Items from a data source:

● ● ●

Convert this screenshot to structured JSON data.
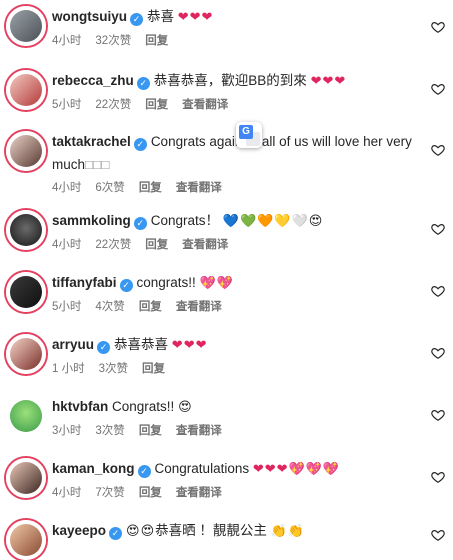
{
  "comments": [
    {
      "user": "wongtsuiyu",
      "verified": true,
      "text": "恭喜",
      "emoji": "❤❤❤",
      "time": "4小时",
      "likes": "32次赞",
      "reply": "回复",
      "translate": ""
    },
    {
      "user": "rebecca_zhu",
      "verified": true,
      "text": "恭喜恭喜，歡迎BB的到來",
      "emoji": "❤❤❤",
      "time": "5小时",
      "likes": "22次赞",
      "reply": "回复",
      "translate": "查看翻译"
    },
    {
      "user": "taktakrachel",
      "verified": true,
      "text": "Congrats again",
      "emoji": "",
      "text2": "all of us will love her very",
      "text3": "much",
      "time": "4小时",
      "likes": "6次赞",
      "reply": "回复",
      "translate": "查看翻译"
    },
    {
      "user": "sammkoling",
      "verified": true,
      "text": "Congrats！",
      "emoji": "💙💚🧡💛🤍😍",
      "time": "4小时",
      "likes": "22次赞",
      "reply": "回复",
      "translate": "查看翻译"
    },
    {
      "user": "tiffanyfabi",
      "verified": true,
      "text": "congrats!!",
      "emoji": "💖💖",
      "time": "5小时",
      "likes": "4次赞",
      "reply": "回复",
      "translate": "查看翻译"
    },
    {
      "user": "arryuu",
      "verified": true,
      "text": "恭喜恭喜",
      "emoji": "❤❤❤",
      "time": "1 小时",
      "likes": "3次赞",
      "reply": "回复",
      "translate": ""
    },
    {
      "user": "hktvbfan",
      "verified": false,
      "text": "Congrats!!",
      "emoji": "😍",
      "time": "3小时",
      "likes": "3次赞",
      "reply": "回复",
      "translate": "查看翻译"
    },
    {
      "user": "kaman_kong",
      "verified": true,
      "text": "Congratulations",
      "emoji": "❤❤❤💖💖💖",
      "time": "4小时",
      "likes": "7次赞",
      "reply": "回复",
      "translate": "查看翻译"
    },
    {
      "user": "kayeepo",
      "verified": true,
      "text": "恭喜晒 ！靚靚公主",
      "emoji": "😍😍",
      "emoji2": "👏👏",
      "time": "",
      "likes": "",
      "reply": "",
      "translate": ""
    }
  ],
  "colors": {
    "heart_red": "#e0245e",
    "verified_blue": "#3897f0",
    "meta_gray": "#737373"
  },
  "icons": {
    "like": "heart-outline-icon",
    "verified": "verified-badge-icon",
    "translate": "google-translate-icon"
  }
}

● ● ●

## EXERCISE BRIEF
Write every record out again exactly; no pictures belong in the copy.

## REPLY TO THE EXERCISE
Convert this screenshot to structured JSON data.
{
  "comments": [
    {
      "user": "wongtsuiyu",
      "verified": true,
      "text": "恭喜",
      "emoji": "❤❤❤",
      "time": "4小时",
      "likes": "32次赞",
      "reply": "回复",
      "translate": ""
    },
    {
      "user": "rebecca_zhu",
      "verified": true,
      "text": "恭喜恭喜，歡迎BB的到來",
      "emoji": "❤❤❤",
      "time": "5小时",
      "likes": "22次赞",
      "reply": "回复",
      "translate": "查看翻译"
    },
    {
      "user": "taktakrachel",
      "verified": true,
      "text": "Congrats again",
      "emoji": "",
      "text2": "all of us will love her very",
      "text3": "much",
      "time": "4小时",
      "likes": "6次赞",
      "reply": "回复",
      "translate": "查看翻译"
    },
    {
      "user": "sammkoling",
      "verified": true,
      "text": "Congrats！",
      "emoji": "💙💚🧡💛🤍😍",
      "time": "4小时",
      "likes": "22次赞",
      "reply": "回复",
      "translate": "查看翻译"
    },
    {
      "user": "tiffanyfabi",
      "verified": true,
      "text": "congrats!!",
      "emoji": "💖💖",
      "time": "5小时",
      "likes": "4次赞",
      "reply": "回复",
      "translate": "查看翻译"
    },
    {
      "user": "arryuu",
      "verified": true,
      "text": "恭喜恭喜",
      "emoji": "❤❤❤",
      "time": "1 小时",
      "likes": "3次赞",
      "reply": "回复",
      "translate": ""
    },
    {
      "user": "hktvbfan",
      "verified": false,
      "text": "Congrats!!",
      "emoji": "😍",
      "time": "3小时",
      "likes": "3次赞",
      "reply": "回复",
      "translate": "查看翻译"
    },
    {
      "user": "kaman_kong",
      "verified": true,
      "text": "Congratulations",
      "emoji": "❤❤❤💖💖💖",
      "time": "4小时",
      "likes": "7次赞",
      "reply": "回复",
      "translate": "查看翻译"
    },
    {
      "user": "kayeepo",
      "verified": true,
      "text": "恭喜晒 ！靚靚公主",
      "emoji": "😍😍",
      "emoji2": "👏👏",
      "time": "",
      "likes": "",
      "reply": "",
      "translate": ""
    }
  ],
  "colors": {
    "heart_red": "#e0245e",
    "verified_blue": "#3897f0",
    "meta_gray": "#737373"
  },
  "icons": {
    "like": "heart-outline-icon",
    "verified": "verified-badge-icon",
    "translate": "google-translate-icon"
  }
}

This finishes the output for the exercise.